**Collected data**
-- BEGIN --

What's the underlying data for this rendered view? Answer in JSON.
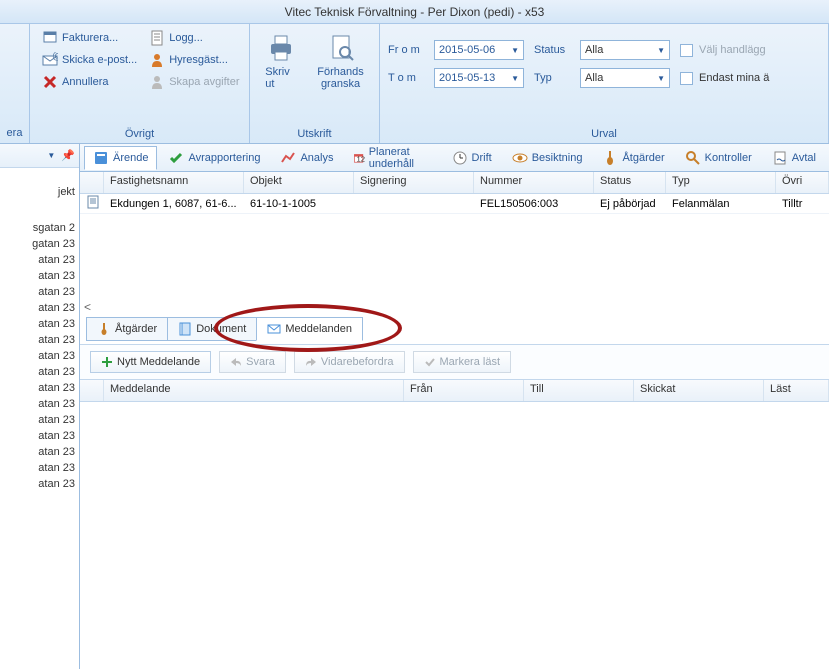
{
  "title": "Vitec Teknisk Förvaltning - Per Dixon (pedi) - x53",
  "ribbon": {
    "edge_label": "era",
    "ovrigt": {
      "title": "Övrigt",
      "fakturera": "Fakturera...",
      "epost": "Skicka e-post...",
      "annullera": "Annullera",
      "logg": "Logg...",
      "hyresgast": "Hyresgäst...",
      "skapa": "Skapa avgifter"
    },
    "utskrift": {
      "title": "Utskrift",
      "skriv": "Skriv ut",
      "forhands": "Förhands\ngranska"
    },
    "urval": {
      "title": "Urval",
      "from_label": "Fr o m",
      "tom_label": "T o m",
      "from_value": "2015-05-06",
      "tom_value": "2015-05-13",
      "status_label": "Status",
      "typ_label": "Typ",
      "status_value": "Alla",
      "typ_value": "Alla",
      "valj": "Välj handlägg",
      "endast": "Endast mina ä"
    }
  },
  "tool_tabs": {
    "arende": "Ärende",
    "avrapportering": "Avrapportering",
    "analys": "Analys",
    "planerat": "Planerat underhåll",
    "drift": "Drift",
    "besiktning": "Besiktning",
    "atgarder": "Åtgärder",
    "kontroller": "Kontroller",
    "avtal": "Avtal"
  },
  "grid": {
    "headers": {
      "fastighetsnamn": "Fastighetsnamn",
      "objekt": "Objekt",
      "signering": "Signering",
      "nummer": "Nummer",
      "status": "Status",
      "typ": "Typ",
      "ovrigt": "Övri"
    },
    "row": {
      "fastighetsnamn": "Ekdungen 1, 6087, 61-6...",
      "objekt": "61-10-1-1005",
      "signering": "",
      "nummer": "FEL150506:003",
      "status": "Ej påbörjad",
      "typ": "Felanmälan",
      "ovrigt": "Tilltr"
    }
  },
  "sub_tabs": {
    "atgarder": "Åtgärder",
    "dokument": "Dokument",
    "meddelanden": "Meddelanden"
  },
  "buttons": {
    "nytt": "Nytt Meddelande",
    "svara": "Svara",
    "vidare": "Vidarebefordra",
    "markera": "Markera läst"
  },
  "msg_headers": {
    "meddelande": "Meddelande",
    "fran": "Från",
    "till": "Till",
    "skickat": "Skickat",
    "last": "Läst"
  },
  "left": {
    "top": "jekt",
    "items": [
      "sgatan 2",
      "gatan 23",
      "atan 23",
      "atan 23",
      "atan 23",
      "atan 23",
      "atan 23",
      "atan 23",
      "atan 23",
      "atan 23",
      "atan 23",
      "atan 23",
      "atan 23",
      "atan 23",
      "atan 23",
      "atan 23",
      "atan 23"
    ]
  }
}
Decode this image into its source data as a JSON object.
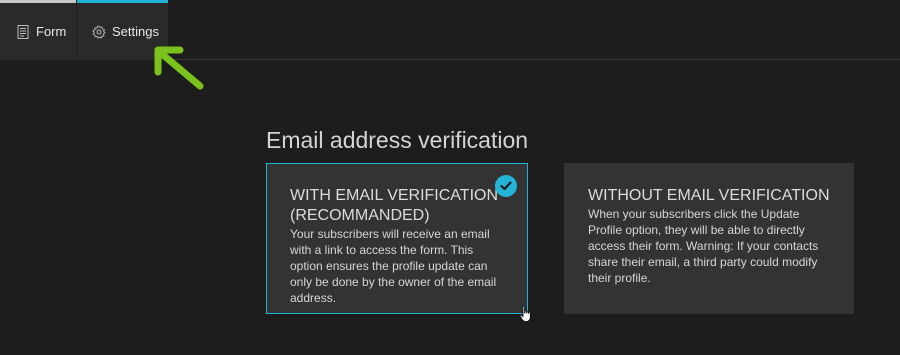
{
  "tabs": [
    {
      "label": "Form",
      "icon": "form-icon",
      "active": false
    },
    {
      "label": "Settings",
      "icon": "gear-icon",
      "active": true
    }
  ],
  "section": {
    "title": "Email address verification"
  },
  "options": [
    {
      "heading_line1": "WITH EMAIL VERIFICATION",
      "heading_line2": "(RECOMMANDED)",
      "description": "Your subscribers will receive an email with a link to access the form. This option ensures the profile update can only be done by the owner of the email address.",
      "selected": true
    },
    {
      "heading_line1": "WITHOUT EMAIL VERIFICATION",
      "description": "When your subscribers click the Update Profile option, they will be able to directly access their form. Warning: If your contacts share their email, a third party could modify their profile.",
      "selected": false
    }
  ],
  "colors": {
    "accent": "#23b4d8",
    "annotation_arrow": "#7cc21c",
    "background": "#1d1d1d",
    "card": "#333333"
  }
}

-- END --

Leave out the pictures and output the rest of the material exactly as written.

**SOLUTION**
What's the underlying data for this rendered view? Answer in JSON.
{
  "title": "Vitec Teknisk Förvaltning - Per Dixon (pedi) - x53",
  "ribbon": {
    "edge_label": "era",
    "ovrigt": {
      "title": "Övrigt",
      "fakturera": "Fakturera...",
      "epost": "Skicka e-post...",
      "annullera": "Annullera",
      "logg": "Logg...",
      "hyresgast": "Hyresgäst...",
      "skapa": "Skapa avgifter"
    },
    "utskrift": {
      "title": "Utskrift",
      "skriv": "Skriv ut",
      "forhands": "Förhands\ngranska"
    },
    "urval": {
      "title": "Urval",
      "from_label": "Fr o m",
      "tom_label": "T o m",
      "from_value": "2015-05-06",
      "tom_value": "2015-05-13",
      "status_label": "Status",
      "typ_label": "Typ",
      "status_value": "Alla",
      "typ_value": "Alla",
      "valj": "Välj handlägg",
      "endast": "Endast mina ä"
    }
  },
  "tool_tabs": {
    "arende": "Ärende",
    "avrapportering": "Avrapportering",
    "analys": "Analys",
    "planerat": "Planerat underhåll",
    "drift": "Drift",
    "besiktning": "Besiktning",
    "atgarder": "Åtgärder",
    "kontroller": "Kontroller",
    "avtal": "Avtal"
  },
  "grid": {
    "headers": {
      "fastighetsnamn": "Fastighetsnamn",
      "objekt": "Objekt",
      "signering": "Signering",
      "nummer": "Nummer",
      "status": "Status",
      "typ": "Typ",
      "ovrigt": "Övri"
    },
    "row": {
      "fastighetsnamn": "Ekdungen 1, 6087, 61-6...",
      "objekt": "61-10-1-1005",
      "signering": "",
      "nummer": "FEL150506:003",
      "status": "Ej påbörjad",
      "typ": "Felanmälan",
      "ovrigt": "Tilltr"
    }
  },
  "sub_tabs": {
    "atgarder": "Åtgärder",
    "dokument": "Dokument",
    "meddelanden": "Meddelanden"
  },
  "buttons": {
    "nytt": "Nytt Meddelande",
    "svara": "Svara",
    "vidare": "Vidarebefordra",
    "markera": "Markera läst"
  },
  "msg_headers": {
    "meddelande": "Meddelande",
    "fran": "Från",
    "till": "Till",
    "skickat": "Skickat",
    "last": "Läst"
  },
  "left": {
    "top": "jekt",
    "items": [
      "sgatan 2",
      "gatan 23",
      "atan 23",
      "atan 23",
      "atan 23",
      "atan 23",
      "atan 23",
      "atan 23",
      "atan 23",
      "atan 23",
      "atan 23",
      "atan 23",
      "atan 23",
      "atan 23",
      "atan 23",
      "atan 23",
      "atan 23"
    ]
  }
}
Decode this image into its source data as a JSON object.
{
  "tabs": [
    {
      "label": "Form",
      "icon": "form-icon",
      "active": false
    },
    {
      "label": "Settings",
      "icon": "gear-icon",
      "active": true
    }
  ],
  "section": {
    "title": "Email address verification"
  },
  "options": [
    {
      "heading_line1": "WITH EMAIL VERIFICATION",
      "heading_line2": "(RECOMMANDED)",
      "description": "Your subscribers will receive an email with a link to access the form. This option ensures the profile update can only be done by the owner of the email address.",
      "selected": true
    },
    {
      "heading_line1": "WITHOUT EMAIL VERIFICATION",
      "description": "When your subscribers click the Update Profile option, they will be able to directly access their form. Warning: If your contacts share their email, a third party could modify their profile.",
      "selected": false
    }
  ],
  "colors": {
    "accent": "#23b4d8",
    "annotation_arrow": "#7cc21c",
    "background": "#1d1d1d",
    "card": "#333333"
  }
}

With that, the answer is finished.